■ TO DO ■
Scan the material below for lines with the word "Lodge" and report how many there are, with nothing added.

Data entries
-- START --
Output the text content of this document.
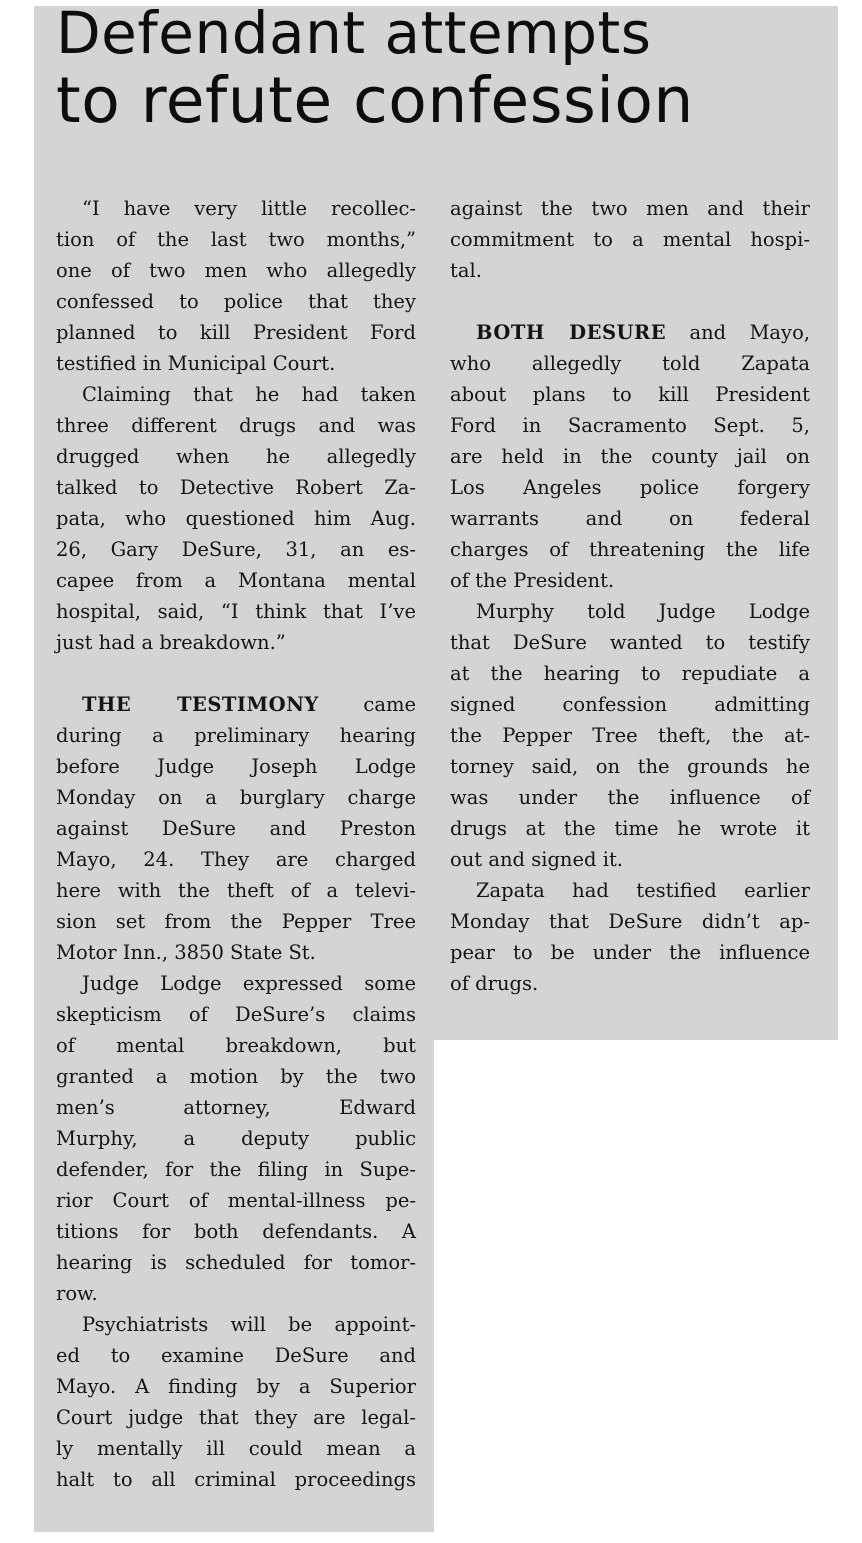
Defendant attempts
to refute confession
“I have very little recollec-
tion of the last two months,”
one of two men who allegedly
confessed to police that they
planned to kill President Ford
testified in Municipal Court.
Claiming that he had taken
three different drugs and was
drugged when he allegedly
talked to Detective Robert Za-
pata, who questioned him Aug.
26, Gary DeSure, 31, an es-
capee from a Montana mental
hospital, said, “I think that I’ve
just had a breakdown.”
THE TESTIMONY came
during a preliminary hearing
before Judge Joseph Lodge
Monday on a burglary charge
against DeSure and Preston
Mayo, 24. They are charged
here with the theft of a televi-
sion set from the Pepper Tree
Motor Inn., 3850 State St.
Judge Lodge expressed some
skepticism of DeSure’s claims
of mental breakdown, but
granted a motion by the two
men’s attorney, Edward
Murphy, a deputy public
defender, for the filing in Supe-
rior Court of mental-illness pe-
titions for both defendants. A
hearing is scheduled for tomor-
row.
Psychiatrists will be appoint-
ed to examine DeSure and
Mayo. A finding by a Superior
Court judge that they are legal-
ly mentally ill could mean a
halt to all criminal proceedings
against the two men and their
commitment to a mental hospi-
tal.
BOTH DESURE and Mayo,
who allegedly told Zapata
about plans to kill President
Ford in Sacramento Sept. 5,
are held in the county jail on
Los Angeles police forgery
warrants and on federal
charges of threatening the life
of the President.
Murphy told Judge Lodge
that DeSure wanted to testify
at the hearing to repudiate a
signed confession admitting
the Pepper Tree theft, the at-
torney said, on the grounds he
was under the influence of
drugs at the time he wrote it
out and signed it.
Zapata had testified earlier
Monday that DeSure didn’t ap-
pear to be under the influence
of drugs.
-- END --
■ WRITTEN RESPONSE ■
3